## [Exercise instructions]
Write out the listing from its first line down through the line containing "The pipe 25 is at (353, 125).", including both of those lines.

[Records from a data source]
>> Start

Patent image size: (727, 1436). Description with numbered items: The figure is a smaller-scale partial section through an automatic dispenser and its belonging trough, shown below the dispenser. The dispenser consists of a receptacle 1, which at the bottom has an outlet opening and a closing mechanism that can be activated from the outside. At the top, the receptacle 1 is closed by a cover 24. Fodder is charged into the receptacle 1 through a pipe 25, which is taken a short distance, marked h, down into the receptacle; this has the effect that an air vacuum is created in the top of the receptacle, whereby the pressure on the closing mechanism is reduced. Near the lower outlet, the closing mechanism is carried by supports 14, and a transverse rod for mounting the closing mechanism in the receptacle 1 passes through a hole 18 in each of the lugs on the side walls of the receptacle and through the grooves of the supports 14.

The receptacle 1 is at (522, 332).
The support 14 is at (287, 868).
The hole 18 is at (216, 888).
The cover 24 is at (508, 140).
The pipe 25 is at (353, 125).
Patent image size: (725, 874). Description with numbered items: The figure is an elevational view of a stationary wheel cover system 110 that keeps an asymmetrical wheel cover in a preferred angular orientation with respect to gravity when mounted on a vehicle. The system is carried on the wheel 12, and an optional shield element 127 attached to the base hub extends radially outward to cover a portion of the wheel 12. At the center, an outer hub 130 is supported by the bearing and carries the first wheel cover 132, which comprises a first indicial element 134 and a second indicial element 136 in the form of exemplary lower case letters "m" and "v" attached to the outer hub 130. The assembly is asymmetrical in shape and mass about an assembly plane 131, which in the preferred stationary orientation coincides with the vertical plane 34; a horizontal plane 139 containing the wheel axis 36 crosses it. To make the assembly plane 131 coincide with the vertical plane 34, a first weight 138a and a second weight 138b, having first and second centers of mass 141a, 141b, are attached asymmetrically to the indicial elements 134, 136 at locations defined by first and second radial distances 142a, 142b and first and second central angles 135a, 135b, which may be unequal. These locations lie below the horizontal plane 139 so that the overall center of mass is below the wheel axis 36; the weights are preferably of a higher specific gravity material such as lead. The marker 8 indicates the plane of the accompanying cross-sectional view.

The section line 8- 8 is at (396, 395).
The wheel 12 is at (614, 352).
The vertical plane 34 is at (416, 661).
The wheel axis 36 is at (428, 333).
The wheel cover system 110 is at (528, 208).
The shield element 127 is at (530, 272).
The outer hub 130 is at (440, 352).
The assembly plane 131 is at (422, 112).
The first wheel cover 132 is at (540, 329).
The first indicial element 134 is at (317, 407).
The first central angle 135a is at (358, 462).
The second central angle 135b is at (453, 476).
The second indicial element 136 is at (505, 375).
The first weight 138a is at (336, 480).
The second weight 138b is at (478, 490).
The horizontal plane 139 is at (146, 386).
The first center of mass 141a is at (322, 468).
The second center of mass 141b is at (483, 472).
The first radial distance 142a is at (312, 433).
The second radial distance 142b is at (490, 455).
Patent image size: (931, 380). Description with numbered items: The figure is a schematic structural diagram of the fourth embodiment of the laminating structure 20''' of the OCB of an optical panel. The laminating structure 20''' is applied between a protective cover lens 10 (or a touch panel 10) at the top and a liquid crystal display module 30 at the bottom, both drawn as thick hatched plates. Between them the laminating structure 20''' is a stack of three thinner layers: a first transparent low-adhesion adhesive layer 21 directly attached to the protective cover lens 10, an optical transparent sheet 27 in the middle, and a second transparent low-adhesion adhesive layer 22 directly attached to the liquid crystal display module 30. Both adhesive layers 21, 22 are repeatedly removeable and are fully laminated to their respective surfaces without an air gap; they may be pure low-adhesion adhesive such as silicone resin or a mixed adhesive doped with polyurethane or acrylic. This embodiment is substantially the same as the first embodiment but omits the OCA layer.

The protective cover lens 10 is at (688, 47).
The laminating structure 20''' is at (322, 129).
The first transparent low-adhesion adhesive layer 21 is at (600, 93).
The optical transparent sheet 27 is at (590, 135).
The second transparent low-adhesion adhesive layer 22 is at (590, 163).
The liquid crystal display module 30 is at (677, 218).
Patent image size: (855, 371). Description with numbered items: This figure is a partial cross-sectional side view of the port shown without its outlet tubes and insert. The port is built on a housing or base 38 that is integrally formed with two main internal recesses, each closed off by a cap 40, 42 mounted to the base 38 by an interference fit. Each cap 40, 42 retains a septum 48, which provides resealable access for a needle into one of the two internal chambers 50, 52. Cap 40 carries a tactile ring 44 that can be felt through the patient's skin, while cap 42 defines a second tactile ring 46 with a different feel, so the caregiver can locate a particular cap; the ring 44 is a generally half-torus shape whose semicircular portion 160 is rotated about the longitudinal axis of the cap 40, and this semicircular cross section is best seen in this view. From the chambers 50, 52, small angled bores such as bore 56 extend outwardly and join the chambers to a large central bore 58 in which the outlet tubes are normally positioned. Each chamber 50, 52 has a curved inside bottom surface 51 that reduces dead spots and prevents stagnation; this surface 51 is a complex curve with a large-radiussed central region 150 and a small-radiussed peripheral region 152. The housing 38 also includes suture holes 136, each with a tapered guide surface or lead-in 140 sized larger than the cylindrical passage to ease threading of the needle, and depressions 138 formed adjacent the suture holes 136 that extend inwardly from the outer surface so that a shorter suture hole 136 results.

>> End

## [Written answer]
Patent image size: (727, 1436). Description with numbered items: The figure is a smaller-scale partial section through an automatic dispenser and its belonging trough, shown below the dispenser. The dispenser consists of a receptacle 1, which at the bottom has an outlet opening and a closing mechanism that can be activated from the outside. At the top, the receptacle 1 is closed by a cover 24. Fodder is charged into the receptacle 1 through a pipe 25, which is taken a short distance, marked h, down into the receptacle; this has the effect that an air vacuum is created in the top of the receptacle, whereby the pressure on the closing mechanism is reduced. Near the lower outlet, the closing mechanism is carried by supports 14, and a transverse rod for mounting the closing mechanism in the receptacle 1 passes through a hole 18 in each of the lugs on the side walls of the receptacle and through the grooves of the supports 14.

The receptacle 1 is at (522, 332).
The support 14 is at (287, 868).
The hole 18 is at (216, 888).
The cover 24 is at (508, 140).
The pipe 25 is at (353, 125).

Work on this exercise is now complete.